Written instruction:
Copy every line in the records below that contains the word "mail".

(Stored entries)
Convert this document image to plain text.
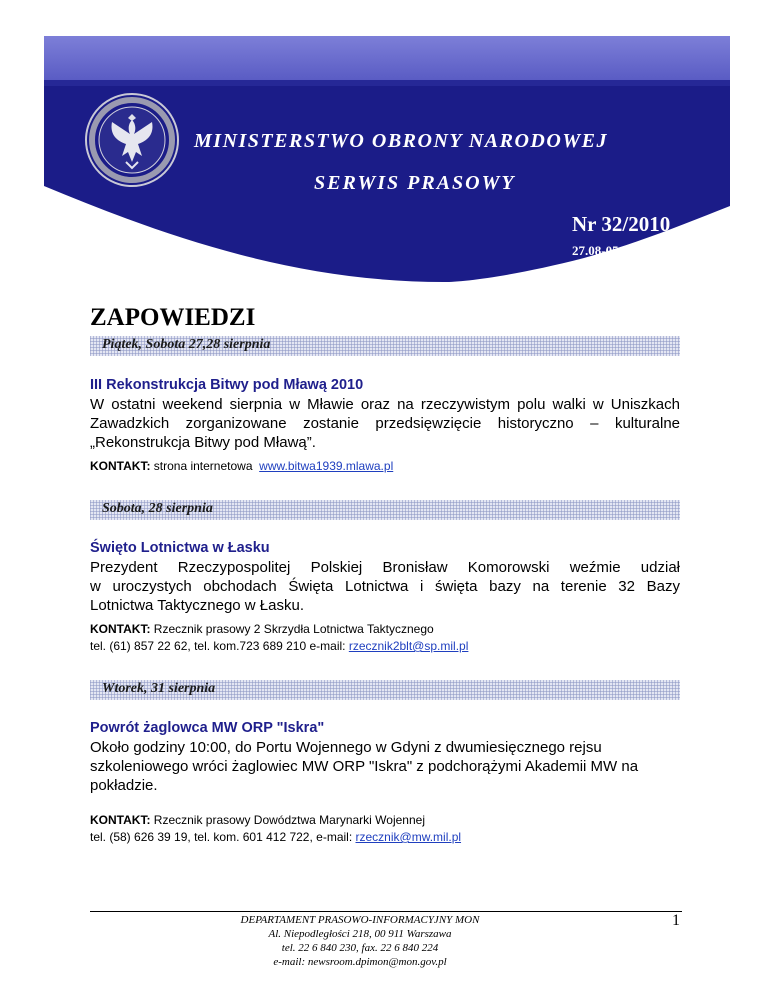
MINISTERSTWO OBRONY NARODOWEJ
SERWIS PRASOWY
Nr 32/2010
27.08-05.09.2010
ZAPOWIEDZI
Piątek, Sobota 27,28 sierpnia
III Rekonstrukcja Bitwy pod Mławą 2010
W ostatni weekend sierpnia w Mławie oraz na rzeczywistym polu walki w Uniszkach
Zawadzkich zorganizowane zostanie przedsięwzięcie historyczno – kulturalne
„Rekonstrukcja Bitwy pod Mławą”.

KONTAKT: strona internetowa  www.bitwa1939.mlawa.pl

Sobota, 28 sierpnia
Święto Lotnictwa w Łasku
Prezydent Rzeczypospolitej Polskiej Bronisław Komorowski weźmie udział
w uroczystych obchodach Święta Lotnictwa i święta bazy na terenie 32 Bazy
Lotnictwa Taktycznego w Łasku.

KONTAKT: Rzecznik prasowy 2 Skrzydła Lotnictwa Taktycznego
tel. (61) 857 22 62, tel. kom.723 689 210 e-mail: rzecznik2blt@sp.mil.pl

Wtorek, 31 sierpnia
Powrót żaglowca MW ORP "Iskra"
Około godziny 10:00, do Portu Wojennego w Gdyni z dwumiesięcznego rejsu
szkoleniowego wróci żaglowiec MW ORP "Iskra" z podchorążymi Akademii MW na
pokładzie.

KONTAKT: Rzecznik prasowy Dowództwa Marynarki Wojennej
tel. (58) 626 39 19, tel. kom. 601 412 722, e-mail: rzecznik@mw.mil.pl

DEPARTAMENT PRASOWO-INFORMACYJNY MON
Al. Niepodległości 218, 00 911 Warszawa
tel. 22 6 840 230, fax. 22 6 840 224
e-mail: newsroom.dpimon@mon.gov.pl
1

Solution for this task:
tel. (61) 857 22 62, tel. kom.723 689 210 e-mail: rzecznik2blt@sp.mil.pl
tel. (58) 626 39 19, tel. kom. 601 412 722, e-mail: rzecznik@mw.mil.pl
e-mail: newsroom.dpimon@mon.gov.pl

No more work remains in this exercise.